[Page text dataset records]
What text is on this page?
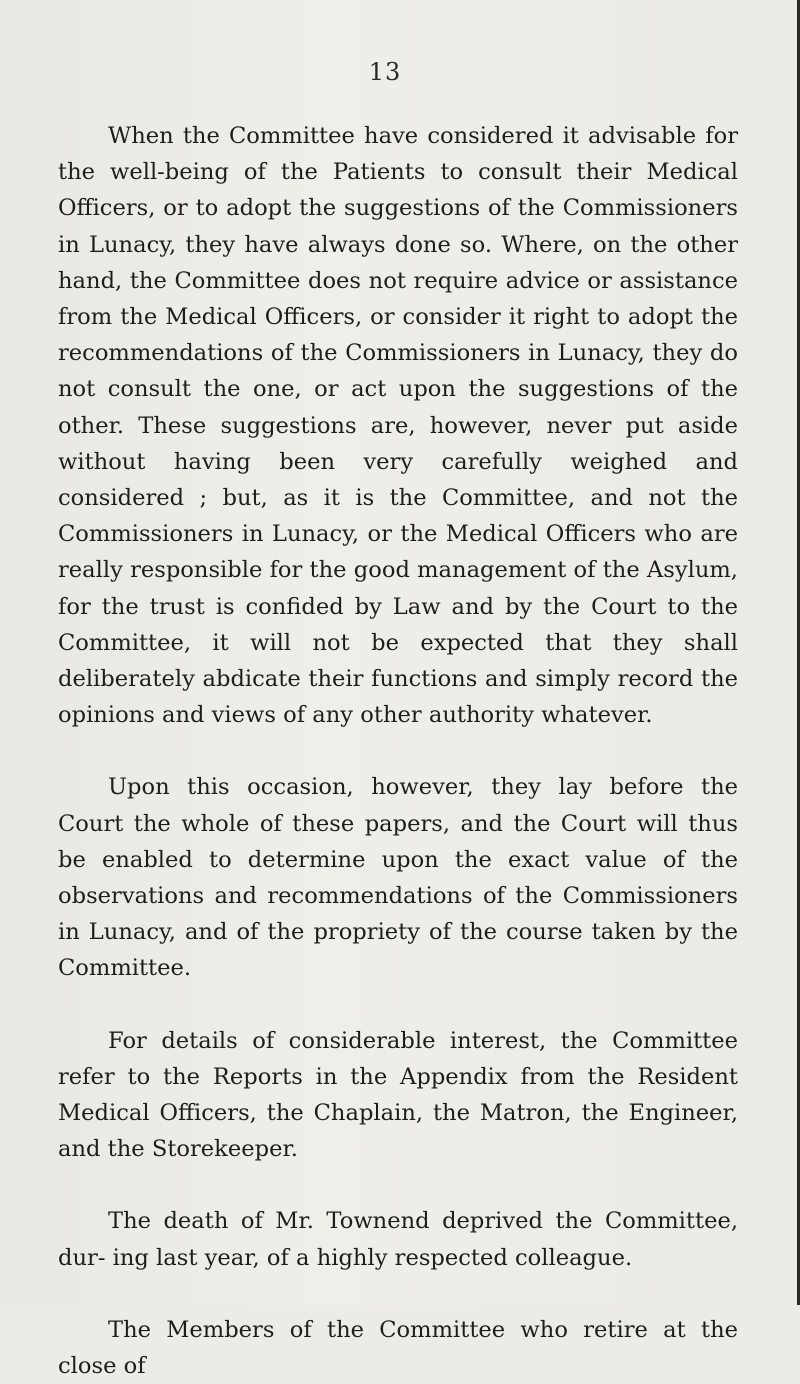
13

When the Committee have considered it advisable for the well-being of the Patients to consult their Medical Officers, or to adopt the suggestions of the Commissioners in Lunacy, they have always done so. Where, on the other hand, the Committee does not require advice or assistance from the Medical Officers, or consider it right to adopt the recommendations of the Commissioners in Lunacy, they do not consult the one, or act upon the suggestions of the other. These suggestions are, however, never put aside without having been very carefully weighed and considered ; but, as it is the Committee, and not the Commissioners in Lunacy, or the Medical Officers who are really responsible for the good management of the Asylum, for the trust is confided by Law and by the Court to the Committee, it will not be expected that they shall deliberately abdicate their functions and simply record the opinions and views of any other authority whatever.

Upon this occasion, however, they lay before the Court the whole of these papers, and the Court will thus be enabled to determine upon the exact value of the observations and recommendations of the Commissioners in Lunacy, and of the propriety of the course taken by the Committee.

For details of considerable interest, the Committee refer to the Reports in the Appendix from the Resident Medical Officers, the Chaplain, the Matron, the Engineer, and the Storekeeper.

The death of Mr. Townend deprived the Committee, dur- ing last year, of a highly respected colleague.

The Members of the Committee who retire at the close of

# [What to do]
Copy out, from the data above, each line where the string "this" is present.

# [Answer area]
What text is on this page?
Upon this occasion, however, they lay before the Court the whole of these papers, and the Court will thus be enabled to determine upon the exact value of the observations and recommendations of the Commissioners in Lunacy, and of the propriety of the course taken by the Committee.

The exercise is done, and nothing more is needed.